Exercise requirements -
Restate each of the lines given below, word for word.

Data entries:

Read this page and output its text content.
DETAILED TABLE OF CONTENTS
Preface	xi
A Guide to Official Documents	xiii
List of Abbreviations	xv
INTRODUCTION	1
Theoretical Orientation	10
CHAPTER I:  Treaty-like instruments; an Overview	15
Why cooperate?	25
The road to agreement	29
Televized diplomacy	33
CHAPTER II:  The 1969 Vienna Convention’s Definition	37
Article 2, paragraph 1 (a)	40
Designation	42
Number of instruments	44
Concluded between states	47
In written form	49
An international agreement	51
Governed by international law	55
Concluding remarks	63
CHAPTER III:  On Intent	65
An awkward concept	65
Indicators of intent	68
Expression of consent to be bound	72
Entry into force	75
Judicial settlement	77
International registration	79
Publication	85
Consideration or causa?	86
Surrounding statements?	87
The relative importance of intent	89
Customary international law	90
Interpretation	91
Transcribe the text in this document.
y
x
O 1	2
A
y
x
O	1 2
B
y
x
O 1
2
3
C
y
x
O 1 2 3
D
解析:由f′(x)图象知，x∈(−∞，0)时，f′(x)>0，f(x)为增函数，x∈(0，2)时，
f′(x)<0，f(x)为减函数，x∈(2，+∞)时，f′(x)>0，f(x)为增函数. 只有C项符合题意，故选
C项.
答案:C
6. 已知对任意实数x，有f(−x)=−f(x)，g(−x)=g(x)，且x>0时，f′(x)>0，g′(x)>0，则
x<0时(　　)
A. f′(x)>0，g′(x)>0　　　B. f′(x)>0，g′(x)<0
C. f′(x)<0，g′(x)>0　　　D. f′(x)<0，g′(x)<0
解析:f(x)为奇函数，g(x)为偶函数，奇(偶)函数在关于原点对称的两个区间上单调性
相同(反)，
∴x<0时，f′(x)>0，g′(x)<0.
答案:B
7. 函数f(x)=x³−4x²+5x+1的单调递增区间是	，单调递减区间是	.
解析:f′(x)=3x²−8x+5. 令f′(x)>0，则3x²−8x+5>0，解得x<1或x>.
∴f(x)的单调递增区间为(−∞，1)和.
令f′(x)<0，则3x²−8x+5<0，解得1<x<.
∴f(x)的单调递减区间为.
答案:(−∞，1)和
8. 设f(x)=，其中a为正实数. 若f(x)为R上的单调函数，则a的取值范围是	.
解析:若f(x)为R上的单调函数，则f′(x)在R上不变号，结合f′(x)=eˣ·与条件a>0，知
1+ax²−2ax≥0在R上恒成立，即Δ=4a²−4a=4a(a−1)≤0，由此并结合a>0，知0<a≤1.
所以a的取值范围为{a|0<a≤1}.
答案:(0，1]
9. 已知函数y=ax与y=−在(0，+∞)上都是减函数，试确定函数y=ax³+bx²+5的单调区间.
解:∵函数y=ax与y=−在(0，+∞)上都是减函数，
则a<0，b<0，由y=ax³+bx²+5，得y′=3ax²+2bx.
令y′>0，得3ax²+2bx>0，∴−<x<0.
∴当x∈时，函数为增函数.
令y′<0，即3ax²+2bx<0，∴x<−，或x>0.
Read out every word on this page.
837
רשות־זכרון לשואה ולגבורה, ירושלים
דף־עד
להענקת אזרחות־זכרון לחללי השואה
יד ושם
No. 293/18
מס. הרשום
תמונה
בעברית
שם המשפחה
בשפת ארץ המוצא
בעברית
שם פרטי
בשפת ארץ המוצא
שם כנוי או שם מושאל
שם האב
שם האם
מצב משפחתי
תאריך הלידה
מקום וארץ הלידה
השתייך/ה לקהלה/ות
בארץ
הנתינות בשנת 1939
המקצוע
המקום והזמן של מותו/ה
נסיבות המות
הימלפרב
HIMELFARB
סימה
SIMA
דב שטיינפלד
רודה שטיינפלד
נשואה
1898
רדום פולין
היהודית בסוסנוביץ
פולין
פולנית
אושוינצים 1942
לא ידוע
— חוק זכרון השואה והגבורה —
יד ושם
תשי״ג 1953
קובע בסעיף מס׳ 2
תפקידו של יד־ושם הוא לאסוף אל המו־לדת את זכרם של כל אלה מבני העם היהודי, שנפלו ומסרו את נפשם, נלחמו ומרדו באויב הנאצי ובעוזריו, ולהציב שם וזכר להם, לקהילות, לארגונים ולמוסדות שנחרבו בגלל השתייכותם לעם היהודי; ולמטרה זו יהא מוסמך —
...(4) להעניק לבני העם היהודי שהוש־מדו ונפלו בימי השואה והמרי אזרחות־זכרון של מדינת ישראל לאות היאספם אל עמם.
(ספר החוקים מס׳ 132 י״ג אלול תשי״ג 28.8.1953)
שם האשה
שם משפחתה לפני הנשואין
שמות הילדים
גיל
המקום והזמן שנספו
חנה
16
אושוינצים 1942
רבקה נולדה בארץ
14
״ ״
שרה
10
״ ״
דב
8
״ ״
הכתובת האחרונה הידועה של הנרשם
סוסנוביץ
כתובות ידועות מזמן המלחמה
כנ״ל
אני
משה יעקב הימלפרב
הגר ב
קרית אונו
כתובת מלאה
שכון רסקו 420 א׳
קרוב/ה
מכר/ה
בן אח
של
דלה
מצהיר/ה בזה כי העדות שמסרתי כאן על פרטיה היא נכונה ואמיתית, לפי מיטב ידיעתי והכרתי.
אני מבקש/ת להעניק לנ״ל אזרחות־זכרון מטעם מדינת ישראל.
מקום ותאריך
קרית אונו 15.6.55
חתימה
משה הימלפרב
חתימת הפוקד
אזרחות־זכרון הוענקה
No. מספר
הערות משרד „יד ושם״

Full output -
Read this page and output its text content.
DETAILED TABLE OF CONTENTS
Preface	xi
A Guide to Official Documents	xiii
List of Abbreviations	xv
INTRODUCTION	1
Theoretical Orientation	10
CHAPTER I:  Treaty-like instruments; an Overview	15
Why cooperate?	25
The road to agreement	29
Televized diplomacy	33
CHAPTER II:  The 1969 Vienna Convention’s Definition	37
Article 2, paragraph 1 (a)	40
Designation	42
Number of instruments	44
Concluded between states	47
In written form	49
An international agreement	51
Governed by international law	55
Concluding remarks	63
CHAPTER III:  On Intent	65
An awkward concept	65
Indicators of intent	68
Expression of consent to be bound	72
Entry into force	75
Judicial settlement	77
International registration	79
Publication	85
Consideration or causa?	86
Surrounding statements?	87
The relative importance of intent	89
Customary international law	90
Interpretation	91
Transcribe the text in this document.
y
x
O 1	2
A
y
x
O	1 2
B
y
x
O 1
2
3
C
y
x
O 1 2 3
D
解析:由f′(x)图象知，x∈(−∞，0)时，f′(x)>0，f(x)为增函数，x∈(0，2)时，
f′(x)<0，f(x)为减函数，x∈(2，+∞)时，f′(x)>0，f(x)为增函数. 只有C项符合题意，故选
C项.
答案:C
6. 已知对任意实数x，有f(−x)=−f(x)，g(−x)=g(x)，且x>0时，f′(x)>0，g′(x)>0，则
x<0时(　　)
A. f′(x)>0，g′(x)>0　　　B. f′(x)>0，g′(x)<0
C. f′(x)<0，g′(x)>0　　　D. f′(x)<0，g′(x)<0
解析:f(x)为奇函数，g(x)为偶函数，奇(偶)函数在关于原点对称的两个区间上单调性
相同(反)，
∴x<0时，f′(x)>0，g′(x)<0.
答案:B
7. 函数f(x)=x³−4x²+5x+1的单调递增区间是	，单调递减区间是	.
解析:f′(x)=3x²−8x+5. 令f′(x)>0，则3x²−8x+5>0，解得x<1或x>.
∴f(x)的单调递增区间为(−∞，1)和.
令f′(x)<0，则3x²−8x+5<0，解得1<x<.
∴f(x)的单调递减区间为.
答案:(−∞，1)和
8. 设f(x)=，其中a为正实数. 若f(x)为R上的单调函数，则a的取值范围是	.
解析:若f(x)为R上的单调函数，则f′(x)在R上不变号，结合f′(x)=eˣ·与条件a>0，知
1+ax²−2ax≥0在R上恒成立，即Δ=4a²−4a=4a(a−1)≤0，由此并结合a>0，知0<a≤1.
所以a的取值范围为{a|0<a≤1}.
答案:(0，1]
9. 已知函数y=ax与y=−在(0，+∞)上都是减函数，试确定函数y=ax³+bx²+5的单调区间.
解:∵函数y=ax与y=−在(0，+∞)上都是减函数，
则a<0，b<0，由y=ax³+bx²+5，得y′=3ax²+2bx.
令y′>0，得3ax²+2bx>0，∴−<x<0.
∴当x∈时，函数为增函数.
令y′<0，即3ax²+2bx<0，∴x<−，或x>0.
Read out every word on this page.
837
רשות־זכרון לשואה ולגבורה, ירושלים
דף־עד
להענקת אזרחות־זכרון לחללי השואה
יד ושם
No. 293/18
מס. הרשום
תמונה
בעברית
שם המשפחה
בשפת ארץ המוצא
בעברית
שם פרטי
בשפת ארץ המוצא
שם כנוי או שם מושאל
שם האב
שם האם
מצב משפחתי
תאריך הלידה
מקום וארץ הלידה
השתייך/ה לקהלה/ות
בארץ
הנתינות בשנת 1939
המקצוע
המקום והזמן של מותו/ה
נסיבות המות
הימלפרב
HIMELFARB
סימה
SIMA
דב שטיינפלד
רודה שטיינפלד
נשואה
1898
רדום פולין
היהודית בסוסנוביץ
פולין
פולנית
אושוינצים 1942
לא ידוע
— חוק זכרון השואה והגבורה —
יד ושם
תשי״ג 1953
קובע בסעיף מס׳ 2
תפקידו של יד־ושם הוא לאסוף אל המו־לדת את זכרם של כל אלה מבני העם היהודי, שנפלו ומסרו את נפשם, נלחמו ומרדו באויב הנאצי ובעוזריו, ולהציב שם וזכר להם, לקהילות, לארגונים ולמוסדות שנחרבו בגלל השתייכותם לעם היהודי; ולמטרה זו יהא מוסמך —
...(4) להעניק לבני העם היהודי שהוש־מדו ונפלו בימי השואה והמרי אזרחות־זכרון של מדינת ישראל לאות היאספם אל עמם.
(ספר החוקים מס׳ 132 י״ג אלול תשי״ג 28.8.1953)
שם האשה
שם משפחתה לפני הנשואין
שמות הילדים
גיל
המקום והזמן שנספו
חנה
16
אושוינצים 1942
רבקה נולדה בארץ
14
״ ״
שרה
10
״ ״
דב
8
״ ״
הכתובת האחרונה הידועה של הנרשם
סוסנוביץ
כתובות ידועות מזמן המלחמה
כנ״ל
אני
משה יעקב הימלפרב
הגר ב
קרית אונו
כתובת מלאה
שכון רסקו 420 א׳
קרוב/ה
מכר/ה
בן אח
של
דלה
מצהיר/ה בזה כי העדות שמסרתי כאן על פרטיה היא נכונה ואמיתית, לפי מיטב ידיעתי והכרתי.
אני מבקש/ת להעניק לנ״ל אזרחות־זכרון מטעם מדינת ישראל.
מקום ותאריך
קרית אונו 15.6.55
חתימה
משה הימלפרב
חתימת הפוקד
אזרחות־זכרון הוענקה
No. מספר
הערות משרד „יד ושם״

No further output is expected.